#### WORK TO BE COMPLETED
Pick every line from the data that holds the word "ylabel".

────────────────────

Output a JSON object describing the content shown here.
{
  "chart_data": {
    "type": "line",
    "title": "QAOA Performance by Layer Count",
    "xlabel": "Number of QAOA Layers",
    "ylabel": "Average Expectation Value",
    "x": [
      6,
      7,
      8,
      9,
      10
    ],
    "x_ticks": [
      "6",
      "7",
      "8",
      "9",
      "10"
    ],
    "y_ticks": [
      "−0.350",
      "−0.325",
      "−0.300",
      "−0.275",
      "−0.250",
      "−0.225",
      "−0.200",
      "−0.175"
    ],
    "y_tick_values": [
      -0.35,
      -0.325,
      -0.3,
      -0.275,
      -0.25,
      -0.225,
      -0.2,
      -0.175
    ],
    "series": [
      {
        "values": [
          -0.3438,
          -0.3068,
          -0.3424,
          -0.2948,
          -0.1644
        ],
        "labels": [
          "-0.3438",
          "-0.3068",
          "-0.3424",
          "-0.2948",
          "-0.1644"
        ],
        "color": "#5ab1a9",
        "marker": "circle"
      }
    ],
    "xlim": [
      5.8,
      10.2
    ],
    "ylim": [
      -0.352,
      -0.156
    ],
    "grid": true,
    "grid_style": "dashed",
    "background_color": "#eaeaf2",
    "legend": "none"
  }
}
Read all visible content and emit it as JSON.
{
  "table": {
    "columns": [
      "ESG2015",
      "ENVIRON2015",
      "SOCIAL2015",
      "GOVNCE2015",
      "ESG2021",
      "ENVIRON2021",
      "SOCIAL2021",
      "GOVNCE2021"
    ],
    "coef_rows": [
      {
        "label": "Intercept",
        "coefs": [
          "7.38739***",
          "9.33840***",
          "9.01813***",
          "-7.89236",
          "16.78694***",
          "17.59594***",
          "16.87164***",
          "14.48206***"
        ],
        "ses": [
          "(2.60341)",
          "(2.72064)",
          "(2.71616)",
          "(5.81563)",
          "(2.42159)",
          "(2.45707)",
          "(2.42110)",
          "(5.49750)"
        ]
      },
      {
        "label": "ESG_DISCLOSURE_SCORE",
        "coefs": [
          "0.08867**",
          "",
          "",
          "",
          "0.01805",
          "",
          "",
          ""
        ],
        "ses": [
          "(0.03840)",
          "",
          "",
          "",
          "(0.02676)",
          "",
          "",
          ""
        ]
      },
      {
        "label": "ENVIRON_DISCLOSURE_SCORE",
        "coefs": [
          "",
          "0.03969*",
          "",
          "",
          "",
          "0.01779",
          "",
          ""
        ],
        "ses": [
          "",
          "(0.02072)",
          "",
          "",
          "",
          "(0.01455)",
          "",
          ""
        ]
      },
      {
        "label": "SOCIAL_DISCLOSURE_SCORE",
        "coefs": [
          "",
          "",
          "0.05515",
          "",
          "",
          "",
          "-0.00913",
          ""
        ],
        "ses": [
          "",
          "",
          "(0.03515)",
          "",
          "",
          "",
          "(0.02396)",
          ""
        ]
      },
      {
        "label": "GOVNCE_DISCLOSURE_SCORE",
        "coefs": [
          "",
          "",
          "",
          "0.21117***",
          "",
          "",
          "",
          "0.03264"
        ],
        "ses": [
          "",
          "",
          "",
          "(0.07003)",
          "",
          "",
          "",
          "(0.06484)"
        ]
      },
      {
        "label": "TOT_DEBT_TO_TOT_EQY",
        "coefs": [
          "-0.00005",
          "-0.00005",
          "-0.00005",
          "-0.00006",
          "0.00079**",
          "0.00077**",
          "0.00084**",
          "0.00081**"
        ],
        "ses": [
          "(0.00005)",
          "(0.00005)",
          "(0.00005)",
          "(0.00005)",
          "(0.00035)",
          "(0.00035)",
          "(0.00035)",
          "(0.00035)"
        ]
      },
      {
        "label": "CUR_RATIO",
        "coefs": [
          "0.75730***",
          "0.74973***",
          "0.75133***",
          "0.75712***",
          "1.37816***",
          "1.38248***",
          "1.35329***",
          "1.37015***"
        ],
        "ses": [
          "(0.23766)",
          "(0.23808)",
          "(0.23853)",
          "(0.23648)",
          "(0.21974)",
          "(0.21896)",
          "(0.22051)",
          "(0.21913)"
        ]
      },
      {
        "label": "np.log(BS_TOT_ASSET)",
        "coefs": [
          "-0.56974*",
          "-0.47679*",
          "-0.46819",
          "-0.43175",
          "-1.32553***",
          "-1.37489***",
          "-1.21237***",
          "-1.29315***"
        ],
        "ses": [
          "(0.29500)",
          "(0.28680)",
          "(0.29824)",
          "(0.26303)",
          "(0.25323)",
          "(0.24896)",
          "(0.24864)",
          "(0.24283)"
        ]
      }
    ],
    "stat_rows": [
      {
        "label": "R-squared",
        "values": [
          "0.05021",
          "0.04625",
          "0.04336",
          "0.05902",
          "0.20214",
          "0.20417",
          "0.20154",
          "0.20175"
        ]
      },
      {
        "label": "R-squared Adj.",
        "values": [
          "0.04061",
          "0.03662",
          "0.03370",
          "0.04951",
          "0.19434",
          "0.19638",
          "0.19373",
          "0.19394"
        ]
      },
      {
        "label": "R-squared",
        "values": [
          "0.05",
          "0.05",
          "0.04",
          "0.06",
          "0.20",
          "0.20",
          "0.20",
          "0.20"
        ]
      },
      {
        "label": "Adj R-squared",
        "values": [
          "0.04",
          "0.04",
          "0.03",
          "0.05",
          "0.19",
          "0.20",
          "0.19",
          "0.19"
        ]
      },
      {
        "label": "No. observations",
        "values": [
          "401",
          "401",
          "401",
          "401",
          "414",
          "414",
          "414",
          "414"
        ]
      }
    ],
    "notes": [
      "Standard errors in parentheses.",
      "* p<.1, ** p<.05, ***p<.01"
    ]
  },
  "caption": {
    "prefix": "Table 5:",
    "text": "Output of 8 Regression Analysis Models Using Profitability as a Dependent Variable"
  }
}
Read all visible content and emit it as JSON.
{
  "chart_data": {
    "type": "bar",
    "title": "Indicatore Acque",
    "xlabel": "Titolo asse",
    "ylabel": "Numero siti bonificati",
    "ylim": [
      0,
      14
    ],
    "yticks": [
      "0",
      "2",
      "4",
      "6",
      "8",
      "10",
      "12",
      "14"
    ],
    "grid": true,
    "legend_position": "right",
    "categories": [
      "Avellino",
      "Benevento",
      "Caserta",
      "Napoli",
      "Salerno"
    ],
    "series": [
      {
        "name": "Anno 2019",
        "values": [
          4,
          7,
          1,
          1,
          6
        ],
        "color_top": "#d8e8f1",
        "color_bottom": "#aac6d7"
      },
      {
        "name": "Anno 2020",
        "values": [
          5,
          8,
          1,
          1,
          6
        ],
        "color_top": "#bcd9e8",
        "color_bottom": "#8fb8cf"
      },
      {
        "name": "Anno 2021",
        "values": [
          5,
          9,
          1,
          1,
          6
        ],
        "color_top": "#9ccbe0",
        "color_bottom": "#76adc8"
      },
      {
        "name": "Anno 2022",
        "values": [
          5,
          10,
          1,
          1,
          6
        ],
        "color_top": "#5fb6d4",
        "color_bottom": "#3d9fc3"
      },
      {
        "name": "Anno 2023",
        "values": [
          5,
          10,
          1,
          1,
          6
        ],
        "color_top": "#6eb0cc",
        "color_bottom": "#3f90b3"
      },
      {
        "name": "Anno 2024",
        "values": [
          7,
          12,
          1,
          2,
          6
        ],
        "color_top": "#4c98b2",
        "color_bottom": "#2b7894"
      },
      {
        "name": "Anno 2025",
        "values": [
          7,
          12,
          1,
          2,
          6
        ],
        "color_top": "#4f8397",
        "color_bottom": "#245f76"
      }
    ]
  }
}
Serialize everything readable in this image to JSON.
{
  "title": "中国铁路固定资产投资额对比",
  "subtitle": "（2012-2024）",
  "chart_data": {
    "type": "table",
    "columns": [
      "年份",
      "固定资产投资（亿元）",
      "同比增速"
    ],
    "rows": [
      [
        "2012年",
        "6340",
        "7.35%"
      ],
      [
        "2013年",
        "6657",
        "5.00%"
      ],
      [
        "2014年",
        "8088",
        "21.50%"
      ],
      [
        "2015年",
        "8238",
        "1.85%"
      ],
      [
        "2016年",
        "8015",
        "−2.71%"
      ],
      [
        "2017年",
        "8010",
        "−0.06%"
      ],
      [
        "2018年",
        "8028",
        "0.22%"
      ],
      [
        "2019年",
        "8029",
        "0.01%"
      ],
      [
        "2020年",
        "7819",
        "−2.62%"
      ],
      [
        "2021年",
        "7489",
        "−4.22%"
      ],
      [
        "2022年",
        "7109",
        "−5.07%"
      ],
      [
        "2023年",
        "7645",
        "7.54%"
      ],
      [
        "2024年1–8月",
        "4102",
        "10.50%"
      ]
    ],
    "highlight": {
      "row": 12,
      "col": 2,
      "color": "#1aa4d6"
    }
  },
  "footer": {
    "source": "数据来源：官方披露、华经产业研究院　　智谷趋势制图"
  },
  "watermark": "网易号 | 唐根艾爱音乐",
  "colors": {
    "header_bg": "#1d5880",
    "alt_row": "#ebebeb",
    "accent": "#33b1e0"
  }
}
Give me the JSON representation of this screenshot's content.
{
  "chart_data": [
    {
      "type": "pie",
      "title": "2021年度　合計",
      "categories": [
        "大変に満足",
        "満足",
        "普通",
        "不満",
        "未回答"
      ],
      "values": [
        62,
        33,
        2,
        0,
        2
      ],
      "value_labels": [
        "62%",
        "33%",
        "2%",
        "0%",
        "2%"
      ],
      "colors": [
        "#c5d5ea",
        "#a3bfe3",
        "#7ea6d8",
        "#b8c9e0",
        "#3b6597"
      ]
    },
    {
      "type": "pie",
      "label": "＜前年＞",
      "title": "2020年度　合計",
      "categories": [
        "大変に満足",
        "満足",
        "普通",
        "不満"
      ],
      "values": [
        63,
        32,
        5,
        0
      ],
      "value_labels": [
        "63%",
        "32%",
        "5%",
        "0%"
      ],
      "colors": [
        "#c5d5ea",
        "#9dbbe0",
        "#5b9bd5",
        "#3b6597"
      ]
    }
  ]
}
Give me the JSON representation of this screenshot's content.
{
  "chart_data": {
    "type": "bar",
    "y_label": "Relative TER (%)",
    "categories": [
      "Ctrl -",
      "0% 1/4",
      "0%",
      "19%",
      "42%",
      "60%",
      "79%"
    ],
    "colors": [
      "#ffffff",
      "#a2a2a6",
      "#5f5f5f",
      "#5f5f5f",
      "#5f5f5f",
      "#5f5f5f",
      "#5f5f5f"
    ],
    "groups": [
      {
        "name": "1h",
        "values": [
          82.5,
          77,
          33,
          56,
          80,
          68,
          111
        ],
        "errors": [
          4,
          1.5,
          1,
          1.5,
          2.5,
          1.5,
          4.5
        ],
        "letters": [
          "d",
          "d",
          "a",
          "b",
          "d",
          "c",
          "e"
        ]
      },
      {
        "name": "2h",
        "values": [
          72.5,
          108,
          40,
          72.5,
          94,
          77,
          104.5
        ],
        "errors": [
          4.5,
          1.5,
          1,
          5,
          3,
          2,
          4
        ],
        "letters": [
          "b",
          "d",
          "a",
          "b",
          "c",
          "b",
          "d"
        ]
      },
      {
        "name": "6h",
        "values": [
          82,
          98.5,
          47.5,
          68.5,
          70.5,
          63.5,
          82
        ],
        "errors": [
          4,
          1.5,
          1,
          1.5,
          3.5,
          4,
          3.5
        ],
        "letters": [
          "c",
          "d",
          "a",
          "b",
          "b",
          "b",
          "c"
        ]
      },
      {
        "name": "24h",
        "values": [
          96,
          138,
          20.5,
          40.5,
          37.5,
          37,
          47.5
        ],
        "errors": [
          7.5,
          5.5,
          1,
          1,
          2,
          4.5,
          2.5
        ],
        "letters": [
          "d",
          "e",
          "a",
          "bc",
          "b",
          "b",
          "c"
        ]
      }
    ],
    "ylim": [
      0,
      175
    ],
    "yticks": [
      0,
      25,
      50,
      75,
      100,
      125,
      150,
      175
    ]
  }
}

────────────────────

#### FINAL RESULT
    "ylabel": "Average Expectation Value",
    "ylabel": "Numero siti bonificati",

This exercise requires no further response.